» Exercise goal
Repeat each entry word for word. Leave any images out of the copy.
### Input data
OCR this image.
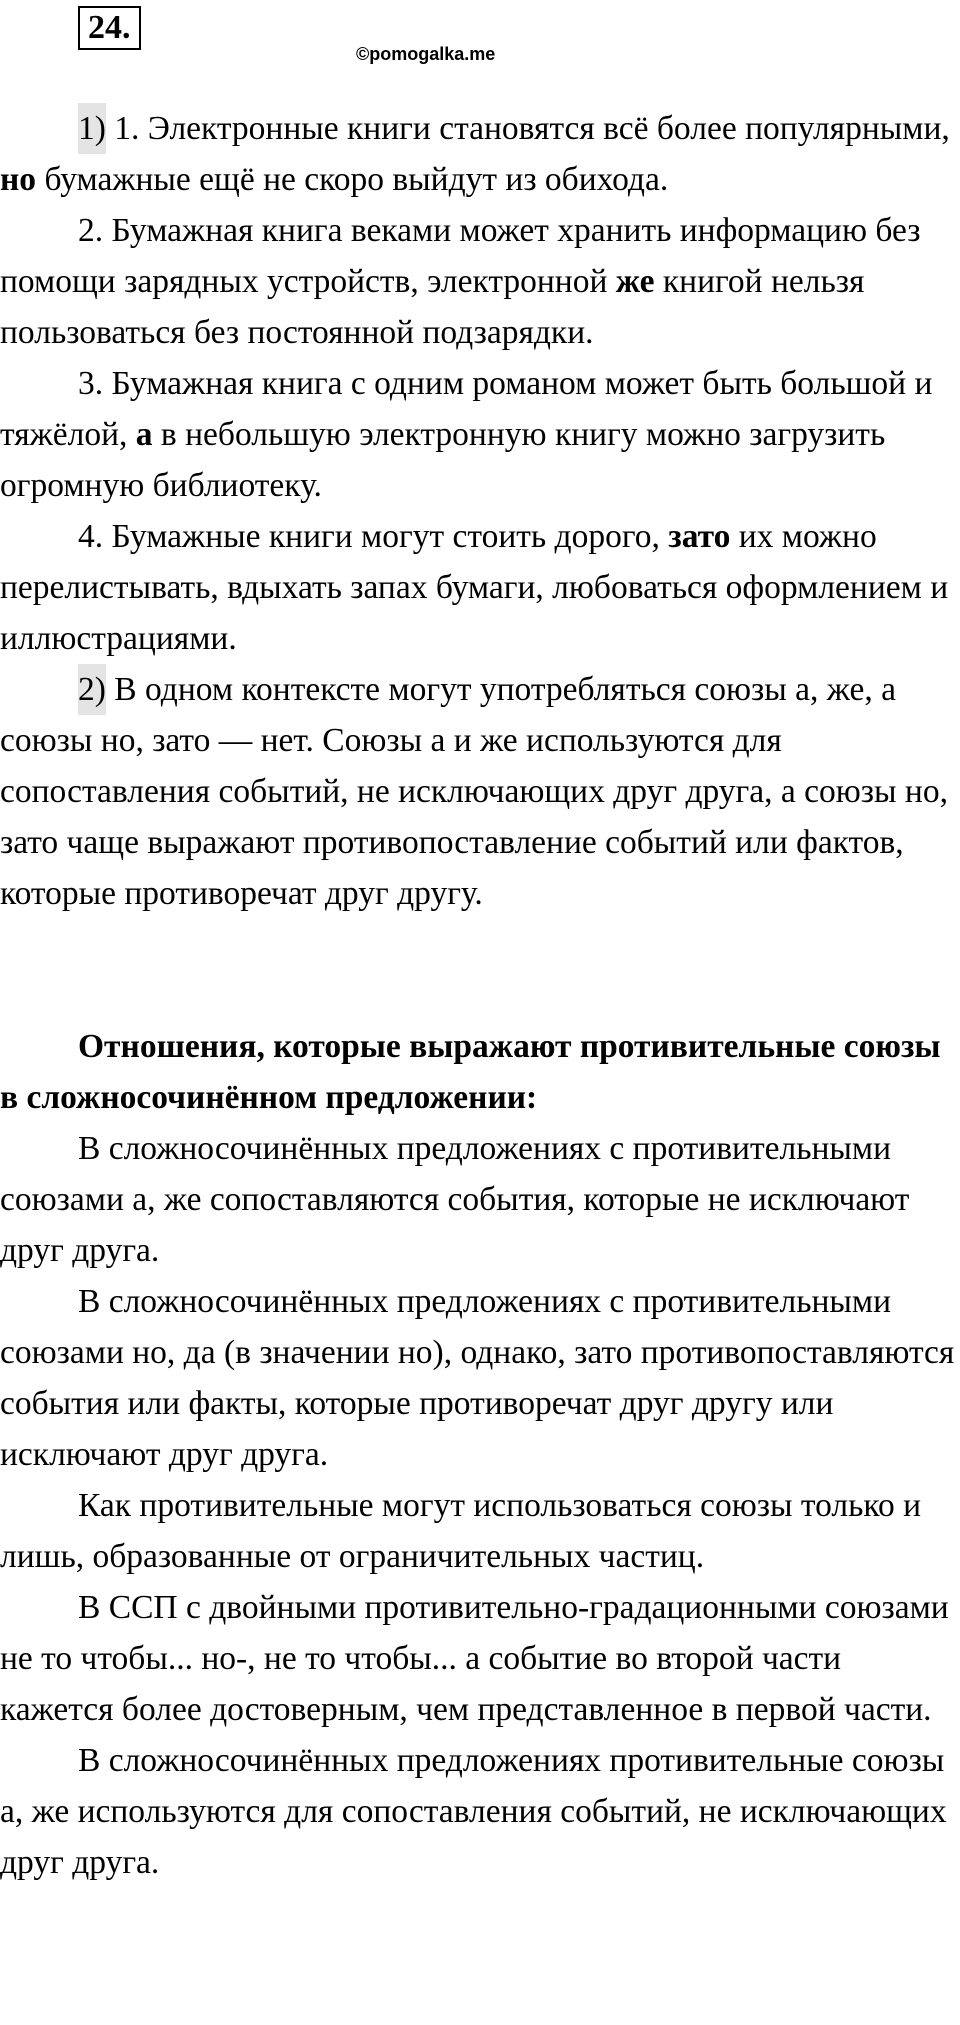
24.
©pomogalka.me

1) 1. Электронные книги становятся всё более популярными, но бумажные ещё не скоро выйдут из обихода.

2. Бумажная книга веками может хранить информацию без помощи зарядных устройств, электронной же книгой нельзя пользоваться без постоянной подзарядки.

3. Бумажная книга с одним романом может быть большой и тяжёлой, а в небольшую электронную книгу можно загрузить огромную библиотеку.

4. Бумажные книги могут стоить дорого, зато их можно перелистывать, вдыхать запах бумаги, любоваться оформлением и иллюстрациями.

2) В одном контексте могут употребляться союзы а, же, а союзы но, зато — нет. Союзы а и же используются для сопоставления событий, не исключающих друг друга, а союзы но, зато чаще выражают противопоставление событий или фактов, которые противоречат друг другу.

Отношения, которые выражают противительные союзы в сложносочинённом предложении:

В сложносочинённых предложениях с противительными союзами а, же сопоставляются события, которые не исключают друг друга.

В сложносочинённых предложениях с противительными союзами но, да (в значении но), однако, зато противопоставляются события или факты, которые противоречат друг другу или исключают друг друга.

Как противительные могут использоваться союзы только и лишь, образованные от ограничительных частиц.

В ССП с двойными противительно-градационными союзами не то чтобы... но-, не то чтобы... а событие во второй части кажется более достоверным, чем представленное в первой части.

В сложносочинённых предложениях противительные союзы а, же используются для сопоставления событий, не исключающих друг друга.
######
» Output of the exercise
OCR this image.
24.
©pomogalka.me

1) 1. Электронные книги становятся всё более популярными, но бумажные ещё не скоро выйдут из обихода.

2. Бумажная книга веками может хранить информацию без помощи зарядных устройств, электронной же книгой нельзя пользоваться без постоянной подзарядки.

3. Бумажная книга с одним романом может быть большой и тяжёлой, а в небольшую электронную книгу можно загрузить огромную библиотеку.

4. Бумажные книги могут стоить дорого, зато их можно перелистывать, вдыхать запах бумаги, любоваться оформлением и иллюстрациями.

2) В одном контексте могут употребляться союзы а, же, а союзы но, зато — нет. Союзы а и же используются для сопоставления событий, не исключающих друг друга, а союзы но, зато чаще выражают противопоставление событий или фактов, которые противоречат друг другу.

Отношения, которые выражают противительные союзы в сложносочинённом предложении:

В сложносочинённых предложениях с противительными союзами а, же сопоставляются события, которые не исключают друг друга.

В сложносочинённых предложениях с противительными союзами но, да (в значении но), однако, зато противопоставляются события или факты, которые противоречат друг другу или исключают друг друга.

Как противительные могут использоваться союзы только и лишь, образованные от ограничительных частиц.

В ССП с двойными противительно-градационными союзами не то чтобы... но-, не то чтобы... а событие во второй части кажется более достоверным, чем представленное в первой части.

В сложносочинённых предложениях противительные союзы а, же используются для сопоставления событий, не исключающих друг друга.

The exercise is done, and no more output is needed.